═════ Data supplied

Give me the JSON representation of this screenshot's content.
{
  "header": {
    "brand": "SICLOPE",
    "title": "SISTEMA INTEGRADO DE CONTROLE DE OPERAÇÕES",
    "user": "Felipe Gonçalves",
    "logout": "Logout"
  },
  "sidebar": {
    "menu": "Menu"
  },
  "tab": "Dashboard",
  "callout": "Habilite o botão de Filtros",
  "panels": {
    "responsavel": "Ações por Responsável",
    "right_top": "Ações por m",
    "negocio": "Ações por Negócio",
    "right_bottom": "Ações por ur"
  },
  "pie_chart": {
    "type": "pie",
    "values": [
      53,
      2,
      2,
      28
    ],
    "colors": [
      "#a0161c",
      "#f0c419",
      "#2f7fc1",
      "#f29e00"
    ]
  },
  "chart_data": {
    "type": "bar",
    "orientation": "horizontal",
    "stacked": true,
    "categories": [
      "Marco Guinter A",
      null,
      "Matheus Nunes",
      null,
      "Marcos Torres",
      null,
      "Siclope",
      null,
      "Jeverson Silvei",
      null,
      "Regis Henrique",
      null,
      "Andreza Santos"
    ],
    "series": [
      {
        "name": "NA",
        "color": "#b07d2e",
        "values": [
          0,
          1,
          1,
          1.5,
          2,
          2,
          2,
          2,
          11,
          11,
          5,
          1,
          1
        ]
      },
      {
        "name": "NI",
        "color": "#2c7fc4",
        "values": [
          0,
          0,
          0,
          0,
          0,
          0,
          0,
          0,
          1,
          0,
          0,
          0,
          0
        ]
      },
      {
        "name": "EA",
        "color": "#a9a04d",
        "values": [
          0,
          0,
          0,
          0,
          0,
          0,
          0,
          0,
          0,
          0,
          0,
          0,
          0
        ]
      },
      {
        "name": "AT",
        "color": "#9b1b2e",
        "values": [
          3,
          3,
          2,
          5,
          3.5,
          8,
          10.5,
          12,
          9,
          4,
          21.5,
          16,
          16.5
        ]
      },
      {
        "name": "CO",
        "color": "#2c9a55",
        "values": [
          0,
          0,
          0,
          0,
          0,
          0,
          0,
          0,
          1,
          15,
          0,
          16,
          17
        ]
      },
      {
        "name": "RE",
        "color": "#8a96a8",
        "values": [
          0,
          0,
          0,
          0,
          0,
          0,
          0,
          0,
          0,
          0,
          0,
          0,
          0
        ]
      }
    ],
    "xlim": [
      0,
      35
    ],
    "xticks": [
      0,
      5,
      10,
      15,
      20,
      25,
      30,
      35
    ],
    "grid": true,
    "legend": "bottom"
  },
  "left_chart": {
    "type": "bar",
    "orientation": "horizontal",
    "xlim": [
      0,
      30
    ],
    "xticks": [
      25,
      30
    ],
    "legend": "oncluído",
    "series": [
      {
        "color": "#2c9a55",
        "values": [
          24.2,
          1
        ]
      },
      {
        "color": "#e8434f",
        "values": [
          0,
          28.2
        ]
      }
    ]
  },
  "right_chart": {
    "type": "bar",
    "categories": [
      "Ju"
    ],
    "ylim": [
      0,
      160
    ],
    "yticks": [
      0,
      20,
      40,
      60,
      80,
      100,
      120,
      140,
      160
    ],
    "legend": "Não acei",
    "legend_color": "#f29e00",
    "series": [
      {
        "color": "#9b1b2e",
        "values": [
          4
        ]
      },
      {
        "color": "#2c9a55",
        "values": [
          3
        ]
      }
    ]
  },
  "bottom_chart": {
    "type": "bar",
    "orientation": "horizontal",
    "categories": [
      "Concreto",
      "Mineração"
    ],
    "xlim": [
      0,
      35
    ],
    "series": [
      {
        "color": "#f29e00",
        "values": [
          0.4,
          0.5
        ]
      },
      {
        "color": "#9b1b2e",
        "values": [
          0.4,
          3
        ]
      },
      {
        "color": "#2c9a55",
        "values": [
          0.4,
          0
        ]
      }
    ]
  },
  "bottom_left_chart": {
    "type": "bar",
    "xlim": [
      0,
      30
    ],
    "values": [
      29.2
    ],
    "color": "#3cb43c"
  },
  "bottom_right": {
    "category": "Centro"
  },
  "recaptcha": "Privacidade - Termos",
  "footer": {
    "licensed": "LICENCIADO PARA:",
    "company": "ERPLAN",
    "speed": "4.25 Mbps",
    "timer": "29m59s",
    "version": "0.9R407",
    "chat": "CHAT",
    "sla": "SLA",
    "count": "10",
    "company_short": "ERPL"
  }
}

══════════

> **Goal**: Copy out all lines that carry the word "name".

> **Exercise result**:
        "name": "NA",
        "name": "NI",
        "name": "EA",
        "name": "AT",
        "name": "CO",
        "name": "RE",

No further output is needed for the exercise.